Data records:
□ □ □ □ □
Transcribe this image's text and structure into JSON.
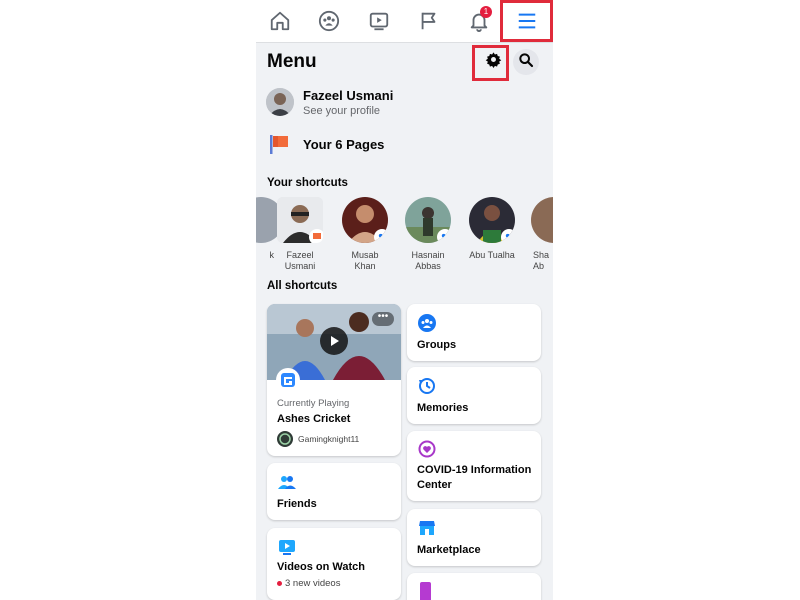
{
  "top_nav": {
    "items": [
      {
        "icon": "home-icon"
      },
      {
        "icon": "groups-icon"
      },
      {
        "icon": "watch-icon"
      },
      {
        "icon": "pages-flag-icon"
      },
      {
        "icon": "notifications-bell-icon",
        "badge": "1"
      },
      {
        "icon": "hamburger-menu-icon",
        "active": true
      }
    ]
  },
  "header": {
    "title": "Menu",
    "settings_icon": "gear-icon",
    "search_icon": "search-icon"
  },
  "profile": {
    "name": "Fazeel Usmani",
    "subtitle": "See your profile"
  },
  "pages": {
    "label": "Your 6 Pages"
  },
  "shortcuts": {
    "title": "Your shortcuts",
    "items": [
      {
        "label": "k"
      },
      {
        "label": "Fazeel\nUsmani"
      },
      {
        "label": "Musab Khan"
      },
      {
        "label": "Hasnain\nAbbas"
      },
      {
        "label": "Abu Tualha"
      },
      {
        "label": "Sha\nAb"
      }
    ]
  },
  "all_shortcuts": {
    "title": "All shortcuts",
    "gaming": {
      "status": "Currently Playing",
      "game": "Ashes Cricket",
      "player": "Gamingknight11"
    },
    "friends": {
      "label": "Friends"
    },
    "videos": {
      "label": "Videos on Watch",
      "sub": "3 new videos"
    },
    "groups": {
      "label": "Groups"
    },
    "memories": {
      "label": "Memories"
    },
    "covid": {
      "label": "COVID-19 Information Center"
    },
    "marketplace": {
      "label": "Marketplace"
    }
  },
  "colors": {
    "accent": "#1877f2",
    "highlight": "#e02b3b",
    "notify": "#e41e3f"
  }
}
□ □ □ □ □
WHAT YOU NEED TO DO:
Copy each line of the entries that includes the word "Fazeel".

THE RESPONSE:
    "name": "Fazeel Usmani",
        "label": "Fazeel\nUsmani"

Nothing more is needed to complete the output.